## DESCRIPTION OF THE TASK
Search the records below for the word "Sarajevo" and show every line where it occurs.

======== MATERIALS PROVIDED

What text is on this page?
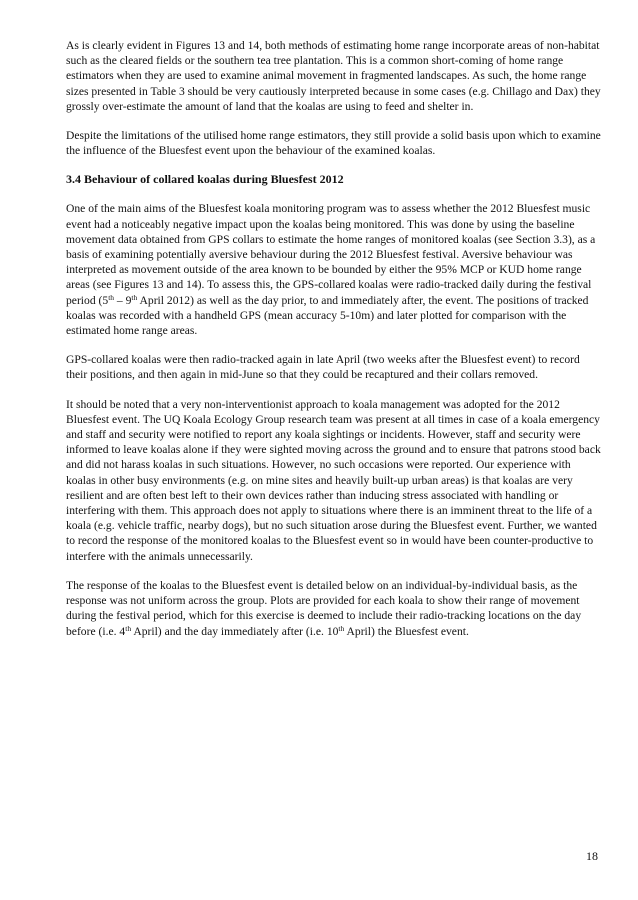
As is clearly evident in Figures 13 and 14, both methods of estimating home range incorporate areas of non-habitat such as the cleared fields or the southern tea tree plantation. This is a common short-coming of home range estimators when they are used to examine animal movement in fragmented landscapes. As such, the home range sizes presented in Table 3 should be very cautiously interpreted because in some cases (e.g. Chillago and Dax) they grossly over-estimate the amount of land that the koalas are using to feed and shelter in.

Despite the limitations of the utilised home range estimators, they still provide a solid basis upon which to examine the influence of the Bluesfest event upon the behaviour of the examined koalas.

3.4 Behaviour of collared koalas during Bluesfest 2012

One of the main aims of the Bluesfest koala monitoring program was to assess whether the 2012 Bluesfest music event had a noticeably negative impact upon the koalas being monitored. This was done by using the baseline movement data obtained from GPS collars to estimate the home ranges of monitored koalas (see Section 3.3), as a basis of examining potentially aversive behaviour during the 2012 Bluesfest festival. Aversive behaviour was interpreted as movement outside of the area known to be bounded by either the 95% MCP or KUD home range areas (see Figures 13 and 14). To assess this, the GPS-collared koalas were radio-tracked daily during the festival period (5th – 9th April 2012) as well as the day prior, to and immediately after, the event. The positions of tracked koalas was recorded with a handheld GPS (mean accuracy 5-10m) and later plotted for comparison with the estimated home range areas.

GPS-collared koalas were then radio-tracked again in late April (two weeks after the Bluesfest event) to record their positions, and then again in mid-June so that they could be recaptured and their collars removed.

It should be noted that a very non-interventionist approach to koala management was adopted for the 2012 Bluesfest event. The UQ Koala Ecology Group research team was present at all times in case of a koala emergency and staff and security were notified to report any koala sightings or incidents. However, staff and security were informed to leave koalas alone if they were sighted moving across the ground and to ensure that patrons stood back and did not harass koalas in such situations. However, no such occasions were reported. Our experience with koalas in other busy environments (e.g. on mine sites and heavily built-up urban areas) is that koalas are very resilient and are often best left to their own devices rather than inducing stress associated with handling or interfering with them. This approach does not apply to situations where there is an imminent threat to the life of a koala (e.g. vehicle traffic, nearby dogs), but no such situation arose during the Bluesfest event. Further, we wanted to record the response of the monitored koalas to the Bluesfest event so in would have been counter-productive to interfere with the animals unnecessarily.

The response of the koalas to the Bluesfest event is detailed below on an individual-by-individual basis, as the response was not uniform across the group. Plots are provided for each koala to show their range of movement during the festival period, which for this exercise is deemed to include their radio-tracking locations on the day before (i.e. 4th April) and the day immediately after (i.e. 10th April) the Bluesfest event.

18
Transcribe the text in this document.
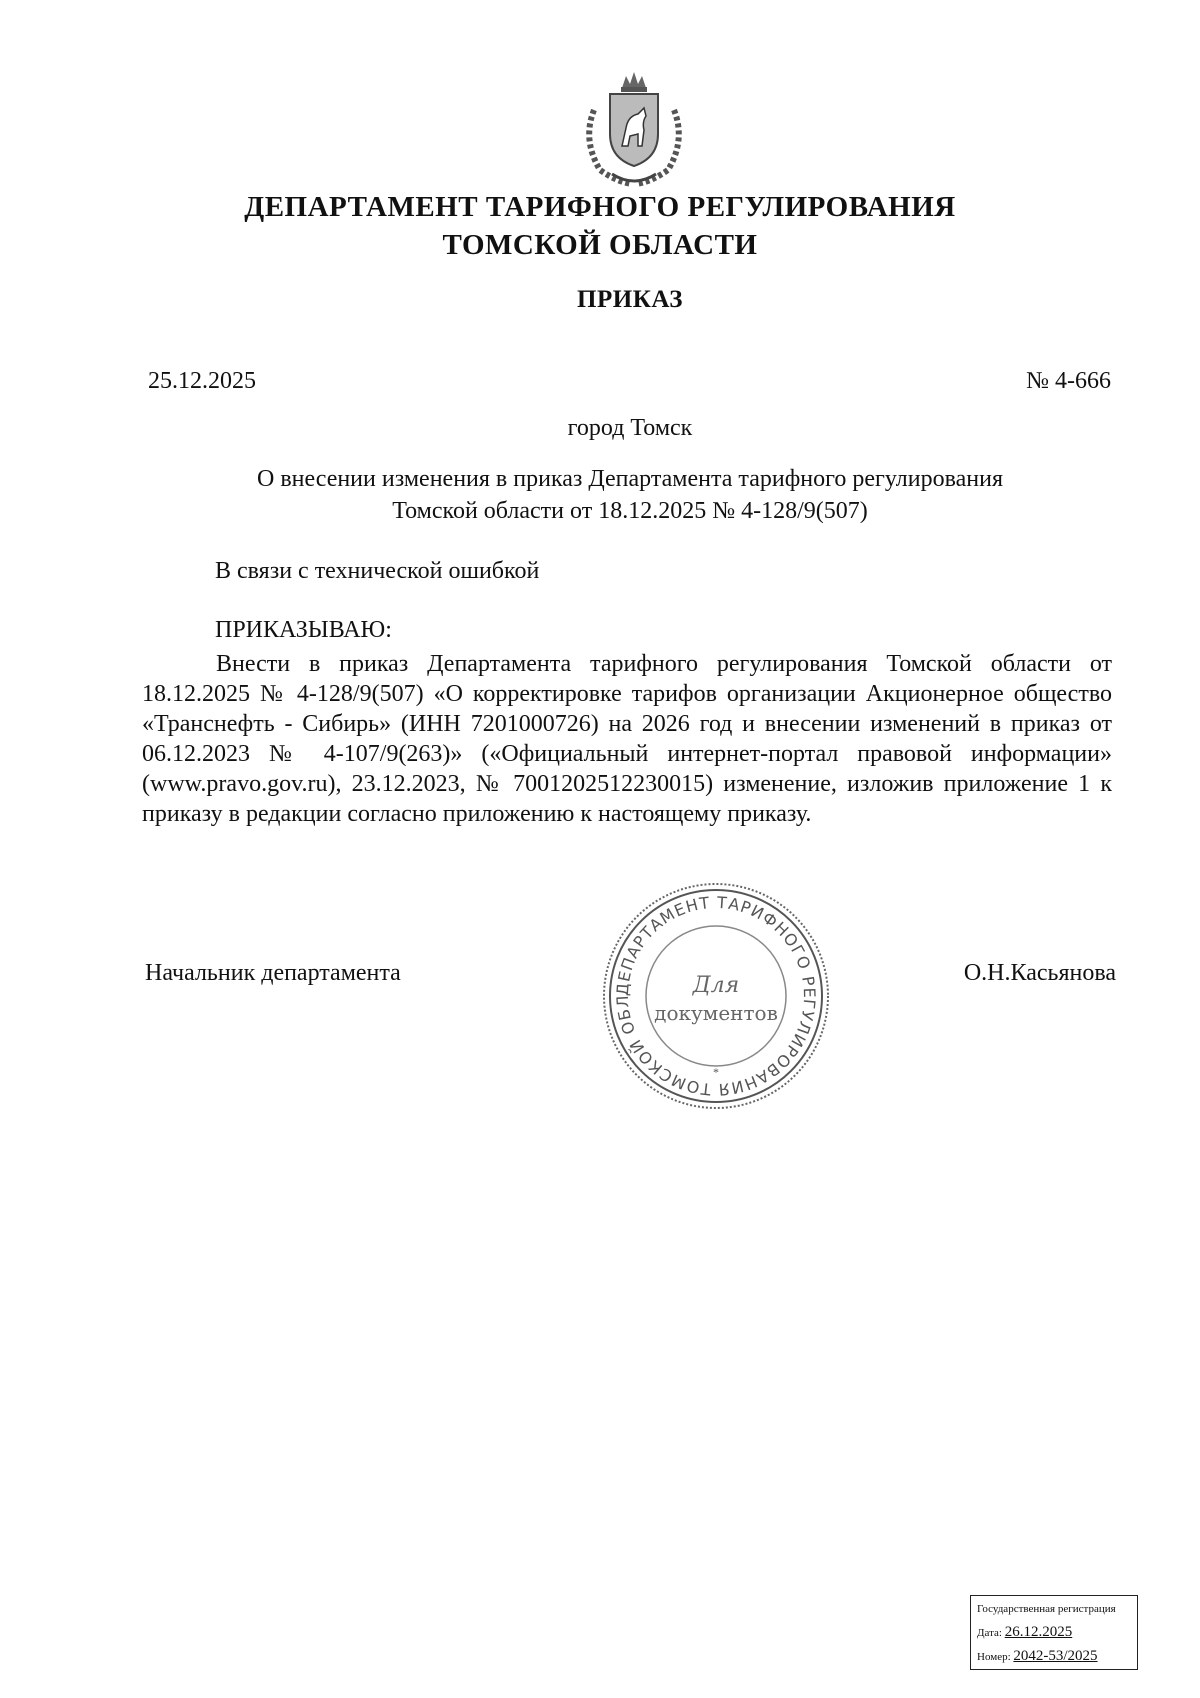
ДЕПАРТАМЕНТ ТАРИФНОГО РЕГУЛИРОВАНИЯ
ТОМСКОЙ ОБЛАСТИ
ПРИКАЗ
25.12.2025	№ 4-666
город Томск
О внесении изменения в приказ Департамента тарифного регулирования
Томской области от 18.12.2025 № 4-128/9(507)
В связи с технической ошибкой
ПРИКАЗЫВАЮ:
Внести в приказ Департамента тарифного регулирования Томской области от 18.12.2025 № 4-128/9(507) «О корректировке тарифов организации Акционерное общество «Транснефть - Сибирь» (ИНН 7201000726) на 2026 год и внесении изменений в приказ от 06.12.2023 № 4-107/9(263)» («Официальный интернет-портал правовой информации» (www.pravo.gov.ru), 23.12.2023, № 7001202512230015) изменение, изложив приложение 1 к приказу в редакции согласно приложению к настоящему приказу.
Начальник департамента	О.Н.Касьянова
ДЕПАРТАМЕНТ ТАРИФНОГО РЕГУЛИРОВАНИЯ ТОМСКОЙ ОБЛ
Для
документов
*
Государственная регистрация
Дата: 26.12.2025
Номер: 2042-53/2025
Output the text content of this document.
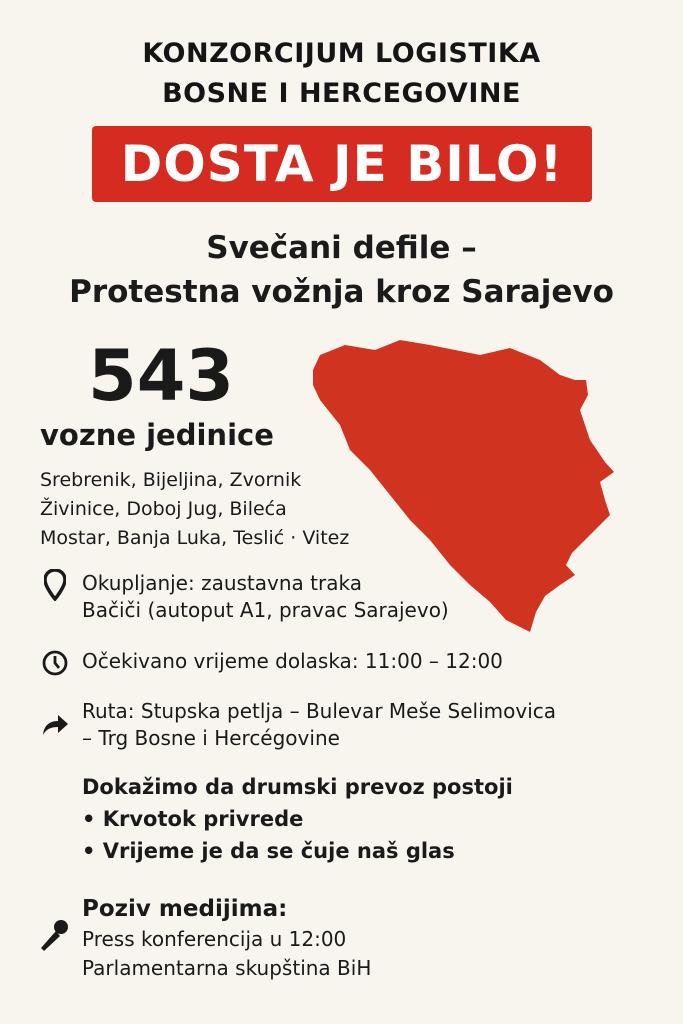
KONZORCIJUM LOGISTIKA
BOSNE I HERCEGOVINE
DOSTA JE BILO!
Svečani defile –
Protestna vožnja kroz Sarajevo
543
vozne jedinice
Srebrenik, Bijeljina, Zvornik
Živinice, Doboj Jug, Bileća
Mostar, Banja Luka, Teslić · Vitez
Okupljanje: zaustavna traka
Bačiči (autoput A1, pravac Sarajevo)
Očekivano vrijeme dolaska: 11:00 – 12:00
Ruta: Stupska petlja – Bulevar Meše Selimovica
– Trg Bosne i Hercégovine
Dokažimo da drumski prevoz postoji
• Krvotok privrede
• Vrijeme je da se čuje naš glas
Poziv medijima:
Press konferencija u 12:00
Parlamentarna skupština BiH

================

## COMPLETED EXERCISE
Protestna vožnja kroz Sarajevo
Bačiči (autoput A1, pravac Sarajevo)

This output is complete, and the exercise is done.